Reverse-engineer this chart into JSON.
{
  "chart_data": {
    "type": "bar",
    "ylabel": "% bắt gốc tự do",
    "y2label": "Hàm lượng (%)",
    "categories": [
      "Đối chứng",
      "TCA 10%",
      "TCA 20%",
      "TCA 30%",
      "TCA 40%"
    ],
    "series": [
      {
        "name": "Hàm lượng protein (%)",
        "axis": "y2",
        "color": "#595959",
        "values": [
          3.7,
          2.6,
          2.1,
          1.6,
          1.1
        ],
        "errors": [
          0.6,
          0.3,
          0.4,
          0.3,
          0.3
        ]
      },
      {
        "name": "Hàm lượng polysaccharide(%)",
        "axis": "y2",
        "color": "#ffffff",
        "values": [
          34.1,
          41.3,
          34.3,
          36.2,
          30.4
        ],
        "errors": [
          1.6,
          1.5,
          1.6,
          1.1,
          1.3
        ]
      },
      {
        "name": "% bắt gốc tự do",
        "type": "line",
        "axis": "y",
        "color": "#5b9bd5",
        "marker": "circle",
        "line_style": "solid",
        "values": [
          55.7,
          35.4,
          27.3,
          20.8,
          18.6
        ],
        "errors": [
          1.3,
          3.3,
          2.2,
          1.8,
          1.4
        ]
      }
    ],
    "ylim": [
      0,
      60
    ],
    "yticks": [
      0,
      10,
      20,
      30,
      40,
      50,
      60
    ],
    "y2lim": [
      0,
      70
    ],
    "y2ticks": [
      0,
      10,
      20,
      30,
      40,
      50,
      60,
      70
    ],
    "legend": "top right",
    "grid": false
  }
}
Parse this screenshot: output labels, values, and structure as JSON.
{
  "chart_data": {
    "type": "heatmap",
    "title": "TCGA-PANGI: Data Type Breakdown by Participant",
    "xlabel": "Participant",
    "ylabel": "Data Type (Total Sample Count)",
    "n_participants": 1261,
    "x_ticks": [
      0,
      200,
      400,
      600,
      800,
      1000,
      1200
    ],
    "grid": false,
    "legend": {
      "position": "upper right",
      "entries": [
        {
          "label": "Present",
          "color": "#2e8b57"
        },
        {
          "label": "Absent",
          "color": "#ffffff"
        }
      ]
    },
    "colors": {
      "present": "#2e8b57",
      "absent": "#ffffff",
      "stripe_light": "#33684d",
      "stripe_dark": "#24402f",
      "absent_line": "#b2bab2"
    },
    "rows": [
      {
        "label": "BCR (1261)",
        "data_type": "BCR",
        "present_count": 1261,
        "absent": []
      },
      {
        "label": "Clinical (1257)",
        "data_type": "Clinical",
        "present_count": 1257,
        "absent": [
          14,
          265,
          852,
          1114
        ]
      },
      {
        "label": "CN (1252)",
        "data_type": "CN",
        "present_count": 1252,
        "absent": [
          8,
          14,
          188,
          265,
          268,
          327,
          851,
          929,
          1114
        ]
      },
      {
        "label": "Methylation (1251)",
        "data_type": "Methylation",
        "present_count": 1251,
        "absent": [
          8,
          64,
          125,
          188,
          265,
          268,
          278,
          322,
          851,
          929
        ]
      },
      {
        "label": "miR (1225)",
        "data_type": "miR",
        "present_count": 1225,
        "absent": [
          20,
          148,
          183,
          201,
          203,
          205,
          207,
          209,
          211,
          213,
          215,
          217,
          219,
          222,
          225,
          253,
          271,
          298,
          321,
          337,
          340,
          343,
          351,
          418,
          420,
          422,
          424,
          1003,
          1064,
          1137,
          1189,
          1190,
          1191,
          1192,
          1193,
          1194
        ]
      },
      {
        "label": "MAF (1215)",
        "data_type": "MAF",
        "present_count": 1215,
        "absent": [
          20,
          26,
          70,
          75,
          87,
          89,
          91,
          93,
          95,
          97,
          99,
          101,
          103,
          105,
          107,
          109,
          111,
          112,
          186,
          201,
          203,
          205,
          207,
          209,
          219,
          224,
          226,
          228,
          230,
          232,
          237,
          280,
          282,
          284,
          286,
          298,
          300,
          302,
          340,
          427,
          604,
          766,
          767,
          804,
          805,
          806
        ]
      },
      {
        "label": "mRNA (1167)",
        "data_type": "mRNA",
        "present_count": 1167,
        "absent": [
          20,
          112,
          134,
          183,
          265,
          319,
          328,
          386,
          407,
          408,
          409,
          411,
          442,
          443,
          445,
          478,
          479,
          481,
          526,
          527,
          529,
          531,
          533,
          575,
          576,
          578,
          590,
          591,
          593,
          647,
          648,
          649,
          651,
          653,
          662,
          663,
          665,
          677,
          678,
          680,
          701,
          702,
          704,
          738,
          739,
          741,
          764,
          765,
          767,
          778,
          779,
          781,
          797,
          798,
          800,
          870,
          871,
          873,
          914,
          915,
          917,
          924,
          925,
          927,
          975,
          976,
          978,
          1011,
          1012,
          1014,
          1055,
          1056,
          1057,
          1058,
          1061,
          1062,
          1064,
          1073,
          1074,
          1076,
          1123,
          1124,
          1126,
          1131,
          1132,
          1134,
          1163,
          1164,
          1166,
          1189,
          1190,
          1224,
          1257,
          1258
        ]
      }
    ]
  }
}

+ + + + +

WORK INSTRUCTIONS: Apply a filter for "lượng" to the data above, then copy each line that matches.

RESULT BELOW:
    "y2label": "Hàm lượng (%)",
        "name": "Hàm lượng protein (%)",
        "name": "Hàm lượng polysaccharide(%)",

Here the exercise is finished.